# Exercise instructions
Output each entry exactly; skip nothing.

# The records
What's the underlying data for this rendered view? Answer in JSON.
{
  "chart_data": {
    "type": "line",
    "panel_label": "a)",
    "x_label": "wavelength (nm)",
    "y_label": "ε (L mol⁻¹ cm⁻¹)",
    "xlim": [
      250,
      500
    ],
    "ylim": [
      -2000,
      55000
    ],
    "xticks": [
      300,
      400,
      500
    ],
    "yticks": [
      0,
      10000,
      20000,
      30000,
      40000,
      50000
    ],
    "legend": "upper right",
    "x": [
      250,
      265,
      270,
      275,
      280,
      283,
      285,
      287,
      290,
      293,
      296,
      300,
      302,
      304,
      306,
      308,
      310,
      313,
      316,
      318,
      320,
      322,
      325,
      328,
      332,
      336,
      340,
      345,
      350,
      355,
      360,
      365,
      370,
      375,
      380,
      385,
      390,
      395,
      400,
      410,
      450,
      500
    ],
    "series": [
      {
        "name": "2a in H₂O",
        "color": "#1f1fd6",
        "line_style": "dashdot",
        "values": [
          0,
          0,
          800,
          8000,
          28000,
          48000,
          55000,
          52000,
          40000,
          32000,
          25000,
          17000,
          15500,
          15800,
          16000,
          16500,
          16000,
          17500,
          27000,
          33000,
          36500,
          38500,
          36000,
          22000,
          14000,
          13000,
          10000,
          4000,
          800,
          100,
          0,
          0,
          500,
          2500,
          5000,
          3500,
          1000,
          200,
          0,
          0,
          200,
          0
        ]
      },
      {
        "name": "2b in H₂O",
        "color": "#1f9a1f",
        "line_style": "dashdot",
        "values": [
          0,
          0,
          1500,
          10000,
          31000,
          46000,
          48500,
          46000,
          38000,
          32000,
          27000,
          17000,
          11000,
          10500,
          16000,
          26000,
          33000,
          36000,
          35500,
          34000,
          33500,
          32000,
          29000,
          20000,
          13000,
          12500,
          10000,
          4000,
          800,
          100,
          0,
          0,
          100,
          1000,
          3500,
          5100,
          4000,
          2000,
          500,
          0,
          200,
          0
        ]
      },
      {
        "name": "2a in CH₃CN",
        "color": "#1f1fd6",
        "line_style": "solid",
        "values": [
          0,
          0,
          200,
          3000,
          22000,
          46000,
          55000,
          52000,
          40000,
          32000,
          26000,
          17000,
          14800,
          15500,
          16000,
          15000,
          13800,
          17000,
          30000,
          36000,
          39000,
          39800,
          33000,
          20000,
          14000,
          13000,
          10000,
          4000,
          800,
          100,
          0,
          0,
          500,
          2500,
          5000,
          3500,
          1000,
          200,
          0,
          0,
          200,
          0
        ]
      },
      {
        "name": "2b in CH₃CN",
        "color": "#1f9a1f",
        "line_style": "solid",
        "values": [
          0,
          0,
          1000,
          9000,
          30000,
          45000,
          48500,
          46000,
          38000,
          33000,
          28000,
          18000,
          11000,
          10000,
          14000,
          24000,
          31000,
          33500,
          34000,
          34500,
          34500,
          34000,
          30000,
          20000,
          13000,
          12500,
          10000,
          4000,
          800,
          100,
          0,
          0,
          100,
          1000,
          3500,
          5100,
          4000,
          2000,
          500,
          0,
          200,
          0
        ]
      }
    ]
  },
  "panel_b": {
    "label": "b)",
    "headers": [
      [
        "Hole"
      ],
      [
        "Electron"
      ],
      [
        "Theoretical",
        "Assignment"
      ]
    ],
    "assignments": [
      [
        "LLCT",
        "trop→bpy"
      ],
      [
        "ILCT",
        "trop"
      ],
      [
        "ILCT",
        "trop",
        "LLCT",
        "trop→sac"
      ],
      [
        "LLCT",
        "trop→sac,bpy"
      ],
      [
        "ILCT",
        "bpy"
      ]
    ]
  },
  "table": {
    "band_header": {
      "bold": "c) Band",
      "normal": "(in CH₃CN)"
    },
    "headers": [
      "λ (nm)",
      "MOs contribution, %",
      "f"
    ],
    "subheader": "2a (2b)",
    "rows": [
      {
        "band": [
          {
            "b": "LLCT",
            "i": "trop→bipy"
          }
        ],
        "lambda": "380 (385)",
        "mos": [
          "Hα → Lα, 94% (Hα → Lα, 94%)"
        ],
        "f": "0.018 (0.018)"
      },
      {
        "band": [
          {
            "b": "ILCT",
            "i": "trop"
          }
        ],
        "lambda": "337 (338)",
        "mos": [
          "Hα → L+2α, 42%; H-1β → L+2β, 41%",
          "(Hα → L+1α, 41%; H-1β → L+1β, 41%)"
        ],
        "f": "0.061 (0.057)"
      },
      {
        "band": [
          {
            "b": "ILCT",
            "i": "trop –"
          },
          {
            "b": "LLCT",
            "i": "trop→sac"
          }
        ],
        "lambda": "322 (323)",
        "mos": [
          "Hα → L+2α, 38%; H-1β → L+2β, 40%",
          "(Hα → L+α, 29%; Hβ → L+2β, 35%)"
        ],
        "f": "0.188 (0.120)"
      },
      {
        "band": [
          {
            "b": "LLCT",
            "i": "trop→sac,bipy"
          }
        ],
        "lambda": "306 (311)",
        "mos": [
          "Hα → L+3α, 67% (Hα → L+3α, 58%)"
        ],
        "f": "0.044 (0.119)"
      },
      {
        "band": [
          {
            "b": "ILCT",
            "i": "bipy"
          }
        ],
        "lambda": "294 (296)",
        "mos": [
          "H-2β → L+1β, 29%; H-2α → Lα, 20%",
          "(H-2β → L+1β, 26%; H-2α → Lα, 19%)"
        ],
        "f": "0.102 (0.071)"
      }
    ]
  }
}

# Full solution
What's the underlying data for this rendered view? Answer in JSON.
{
  "chart_data": {
    "type": "line",
    "panel_label": "a)",
    "x_label": "wavelength (nm)",
    "y_label": "ε (L mol⁻¹ cm⁻¹)",
    "xlim": [
      250,
      500
    ],
    "ylim": [
      -2000,
      55000
    ],
    "xticks": [
      300,
      400,
      500
    ],
    "yticks": [
      0,
      10000,
      20000,
      30000,
      40000,
      50000
    ],
    "legend": "upper right",
    "x": [
      250,
      265,
      270,
      275,
      280,
      283,
      285,
      287,
      290,
      293,
      296,
      300,
      302,
      304,
      306,
      308,
      310,
      313,
      316,
      318,
      320,
      322,
      325,
      328,
      332,
      336,
      340,
      345,
      350,
      355,
      360,
      365,
      370,
      375,
      380,
      385,
      390,
      395,
      400,
      410,
      450,
      500
    ],
    "series": [
      {
        "name": "2a in H₂O",
        "color": "#1f1fd6",
        "line_style": "dashdot",
        "values": [
          0,
          0,
          800,
          8000,
          28000,
          48000,
          55000,
          52000,
          40000,
          32000,
          25000,
          17000,
          15500,
          15800,
          16000,
          16500,
          16000,
          17500,
          27000,
          33000,
          36500,
          38500,
          36000,
          22000,
          14000,
          13000,
          10000,
          4000,
          800,
          100,
          0,
          0,
          500,
          2500,
          5000,
          3500,
          1000,
          200,
          0,
          0,
          200,
          0
        ]
      },
      {
        "name": "2b in H₂O",
        "color": "#1f9a1f",
        "line_style": "dashdot",
        "values": [
          0,
          0,
          1500,
          10000,
          31000,
          46000,
          48500,
          46000,
          38000,
          32000,
          27000,
          17000,
          11000,
          10500,
          16000,
          26000,
          33000,
          36000,
          35500,
          34000,
          33500,
          32000,
          29000,
          20000,
          13000,
          12500,
          10000,
          4000,
          800,
          100,
          0,
          0,
          100,
          1000,
          3500,
          5100,
          4000,
          2000,
          500,
          0,
          200,
          0
        ]
      },
      {
        "name": "2a in CH₃CN",
        "color": "#1f1fd6",
        "line_style": "solid",
        "values": [
          0,
          0,
          200,
          3000,
          22000,
          46000,
          55000,
          52000,
          40000,
          32000,
          26000,
          17000,
          14800,
          15500,
          16000,
          15000,
          13800,
          17000,
          30000,
          36000,
          39000,
          39800,
          33000,
          20000,
          14000,
          13000,
          10000,
          4000,
          800,
          100,
          0,
          0,
          500,
          2500,
          5000,
          3500,
          1000,
          200,
          0,
          0,
          200,
          0
        ]
      },
      {
        "name": "2b in CH₃CN",
        "color": "#1f9a1f",
        "line_style": "solid",
        "values": [
          0,
          0,
          1000,
          9000,
          30000,
          45000,
          48500,
          46000,
          38000,
          33000,
          28000,
          18000,
          11000,
          10000,
          14000,
          24000,
          31000,
          33500,
          34000,
          34500,
          34500,
          34000,
          30000,
          20000,
          13000,
          12500,
          10000,
          4000,
          800,
          100,
          0,
          0,
          100,
          1000,
          3500,
          5100,
          4000,
          2000,
          500,
          0,
          200,
          0
        ]
      }
    ]
  },
  "panel_b": {
    "label": "b)",
    "headers": [
      [
        "Hole"
      ],
      [
        "Electron"
      ],
      [
        "Theoretical",
        "Assignment"
      ]
    ],
    "assignments": [
      [
        "LLCT",
        "trop→bpy"
      ],
      [
        "ILCT",
        "trop"
      ],
      [
        "ILCT",
        "trop",
        "LLCT",
        "trop→sac"
      ],
      [
        "LLCT",
        "trop→sac,bpy"
      ],
      [
        "ILCT",
        "bpy"
      ]
    ]
  },
  "table": {
    "band_header": {
      "bold": "c) Band",
      "normal": "(in CH₃CN)"
    },
    "headers": [
      "λ (nm)",
      "MOs contribution, %",
      "f"
    ],
    "subheader": "2a (2b)",
    "rows": [
      {
        "band": [
          {
            "b": "LLCT",
            "i": "trop→bipy"
          }
        ],
        "lambda": "380 (385)",
        "mos": [
          "Hα → Lα, 94% (Hα → Lα, 94%)"
        ],
        "f": "0.018 (0.018)"
      },
      {
        "band": [
          {
            "b": "ILCT",
            "i": "trop"
          }
        ],
        "lambda": "337 (338)",
        "mos": [
          "Hα → L+2α, 42%; H-1β → L+2β, 41%",
          "(Hα → L+1α, 41%; H-1β → L+1β, 41%)"
        ],
        "f": "0.061 (0.057)"
      },
      {
        "band": [
          {
            "b": "ILCT",
            "i": "trop –"
          },
          {
            "b": "LLCT",
            "i": "trop→sac"
          }
        ],
        "lambda": "322 (323)",
        "mos": [
          "Hα → L+2α, 38%; H-1β → L+2β, 40%",
          "(Hα → L+α, 29%; Hβ → L+2β, 35%)"
        ],
        "f": "0.188 (0.120)"
      },
      {
        "band": [
          {
            "b": "LLCT",
            "i": "trop→sac,bipy"
          }
        ],
        "lambda": "306 (311)",
        "mos": [
          "Hα → L+3α, 67% (Hα → L+3α, 58%)"
        ],
        "f": "0.044 (0.119)"
      },
      {
        "band": [
          {
            "b": "ILCT",
            "i": "bipy"
          }
        ],
        "lambda": "294 (296)",
        "mos": [
          "H-2β → L+1β, 29%; H-2α → Lα, 20%",
          "(H-2β → L+1β, 26%; H-2α → Lα, 19%)"
        ],
        "f": "0.102 (0.071)"
      }
    ]
  }
}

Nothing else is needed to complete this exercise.